#### Problem description:
Quote the listing below in full and exactly as written, but omit every picture.

#### Dataset items:
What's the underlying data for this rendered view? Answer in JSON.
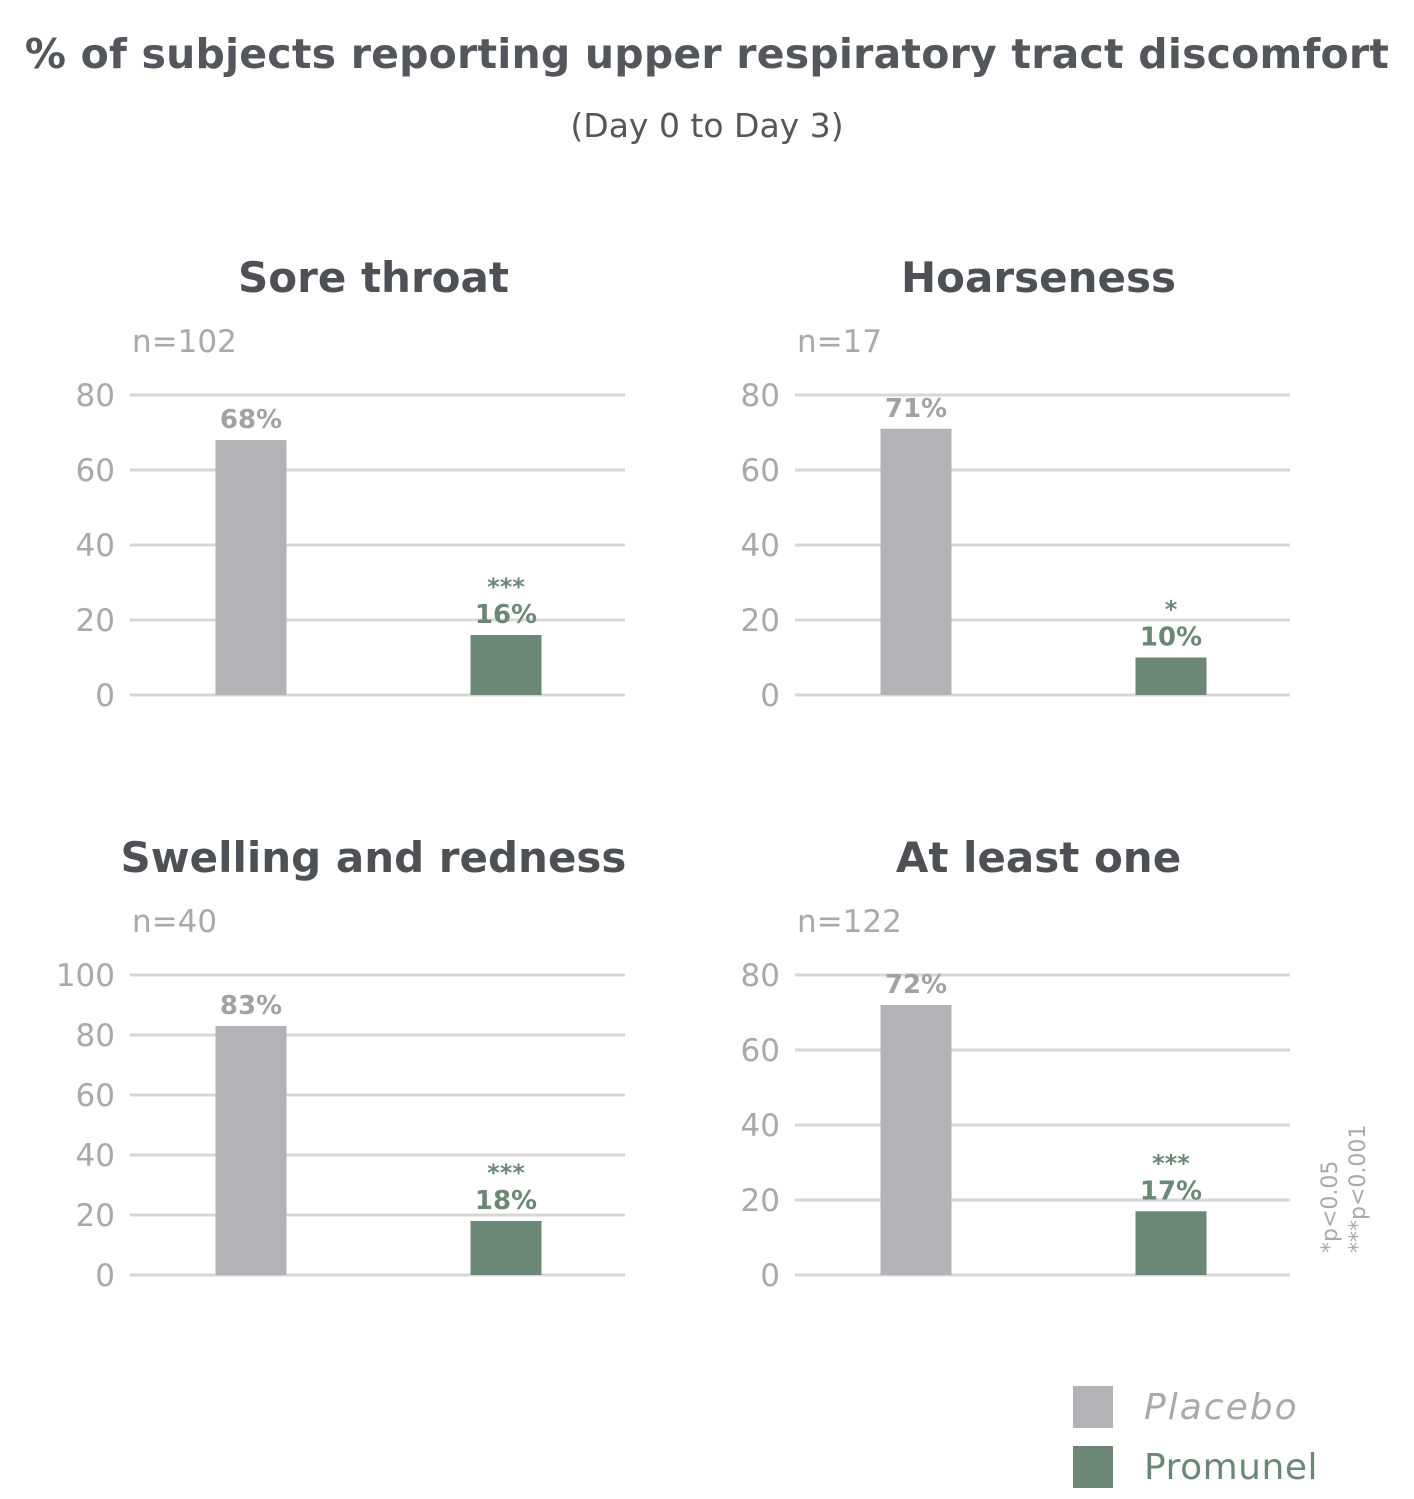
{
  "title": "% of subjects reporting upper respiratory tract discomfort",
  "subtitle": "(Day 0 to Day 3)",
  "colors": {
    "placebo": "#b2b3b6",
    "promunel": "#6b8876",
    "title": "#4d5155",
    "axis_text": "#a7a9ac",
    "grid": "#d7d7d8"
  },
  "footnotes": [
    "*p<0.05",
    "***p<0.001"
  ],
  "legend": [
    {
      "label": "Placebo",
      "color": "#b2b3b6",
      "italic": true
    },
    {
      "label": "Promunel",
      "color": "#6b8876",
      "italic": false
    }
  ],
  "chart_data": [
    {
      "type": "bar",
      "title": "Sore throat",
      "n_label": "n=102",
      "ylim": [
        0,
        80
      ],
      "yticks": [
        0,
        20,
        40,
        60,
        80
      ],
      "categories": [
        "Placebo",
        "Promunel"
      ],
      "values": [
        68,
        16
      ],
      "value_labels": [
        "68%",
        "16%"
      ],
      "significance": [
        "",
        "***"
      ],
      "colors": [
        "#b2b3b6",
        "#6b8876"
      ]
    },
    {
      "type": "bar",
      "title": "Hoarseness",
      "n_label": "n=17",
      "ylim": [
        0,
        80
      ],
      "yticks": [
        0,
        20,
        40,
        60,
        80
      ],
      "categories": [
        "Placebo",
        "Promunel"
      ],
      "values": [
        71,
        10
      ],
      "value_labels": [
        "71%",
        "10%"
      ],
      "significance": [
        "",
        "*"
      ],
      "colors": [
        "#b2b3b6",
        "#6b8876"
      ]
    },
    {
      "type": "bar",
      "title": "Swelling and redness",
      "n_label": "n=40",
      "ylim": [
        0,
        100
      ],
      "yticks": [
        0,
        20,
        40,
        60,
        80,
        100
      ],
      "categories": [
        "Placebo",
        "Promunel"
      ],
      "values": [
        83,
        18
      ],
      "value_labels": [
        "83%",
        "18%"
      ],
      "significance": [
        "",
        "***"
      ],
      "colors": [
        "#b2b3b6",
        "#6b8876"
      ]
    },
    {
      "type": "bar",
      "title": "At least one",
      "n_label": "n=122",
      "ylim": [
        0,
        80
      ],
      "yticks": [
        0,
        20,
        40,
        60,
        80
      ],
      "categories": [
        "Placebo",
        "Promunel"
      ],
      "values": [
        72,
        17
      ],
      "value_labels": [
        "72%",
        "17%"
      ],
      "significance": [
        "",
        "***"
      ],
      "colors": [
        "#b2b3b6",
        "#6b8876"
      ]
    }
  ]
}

#### In response:
What's the underlying data for this rendered view? Answer in JSON.
{
  "title": "% of subjects reporting upper respiratory tract discomfort",
  "subtitle": "(Day 0 to Day 3)",
  "colors": {
    "placebo": "#b2b3b6",
    "promunel": "#6b8876",
    "title": "#4d5155",
    "axis_text": "#a7a9ac",
    "grid": "#d7d7d8"
  },
  "footnotes": [
    "*p<0.05",
    "***p<0.001"
  ],
  "legend": [
    {
      "label": "Placebo",
      "color": "#b2b3b6",
      "italic": true
    },
    {
      "label": "Promunel",
      "color": "#6b8876",
      "italic": false
    }
  ],
  "chart_data": [
    {
      "type": "bar",
      "title": "Sore throat",
      "n_label": "n=102",
      "ylim": [
        0,
        80
      ],
      "yticks": [
        0,
        20,
        40,
        60,
        80
      ],
      "categories": [
        "Placebo",
        "Promunel"
      ],
      "values": [
        68,
        16
      ],
      "value_labels": [
        "68%",
        "16%"
      ],
      "significance": [
        "",
        "***"
      ],
      "colors": [
        "#b2b3b6",
        "#6b8876"
      ]
    },
    {
      "type": "bar",
      "title": "Hoarseness",
      "n_label": "n=17",
      "ylim": [
        0,
        80
      ],
      "yticks": [
        0,
        20,
        40,
        60,
        80
      ],
      "categories": [
        "Placebo",
        "Promunel"
      ],
      "values": [
        71,
        10
      ],
      "value_labels": [
        "71%",
        "10%"
      ],
      "significance": [
        "",
        "*"
      ],
      "colors": [
        "#b2b3b6",
        "#6b8876"
      ]
    },
    {
      "type": "bar",
      "title": "Swelling and redness",
      "n_label": "n=40",
      "ylim": [
        0,
        100
      ],
      "yticks": [
        0,
        20,
        40,
        60,
        80,
        100
      ],
      "categories": [
        "Placebo",
        "Promunel"
      ],
      "values": [
        83,
        18
      ],
      "value_labels": [
        "83%",
        "18%"
      ],
      "significance": [
        "",
        "***"
      ],
      "colors": [
        "#b2b3b6",
        "#6b8876"
      ]
    },
    {
      "type": "bar",
      "title": "At least one",
      "n_label": "n=122",
      "ylim": [
        0,
        80
      ],
      "yticks": [
        0,
        20,
        40,
        60,
        80
      ],
      "categories": [
        "Placebo",
        "Promunel"
      ],
      "values": [
        72,
        17
      ],
      "value_labels": [
        "72%",
        "17%"
      ],
      "significance": [
        "",
        "***"
      ],
      "colors": [
        "#b2b3b6",
        "#6b8876"
      ]
    }
  ]
}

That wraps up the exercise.